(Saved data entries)
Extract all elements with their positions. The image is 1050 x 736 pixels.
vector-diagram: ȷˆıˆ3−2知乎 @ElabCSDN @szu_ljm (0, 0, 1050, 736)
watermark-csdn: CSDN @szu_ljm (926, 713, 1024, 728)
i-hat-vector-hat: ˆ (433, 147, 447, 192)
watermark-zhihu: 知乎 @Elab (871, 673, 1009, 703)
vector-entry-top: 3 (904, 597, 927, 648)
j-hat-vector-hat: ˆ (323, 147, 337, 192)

| TASK PROMPT |
Please repeat each of the items above line for line, with no changes.

| RESPONSE TO THIS EXERCISE |
Extract all elements with their positions. The image is 1050 x 736 pixels.
vector-diagram: ȷˆıˆ3−2知乎 @ElabCSDN @szu_ljm (0, 0, 1050, 736)
watermark-csdn: CSDN @szu_ljm (926, 713, 1024, 728)
i-hat-vector-hat: ˆ (433, 147, 447, 192)
watermark-zhihu: 知乎 @Elab (871, 673, 1009, 703)
vector-entry-top: 3 (904, 597, 927, 648)
j-hat-vector-hat: ˆ (323, 147, 337, 192)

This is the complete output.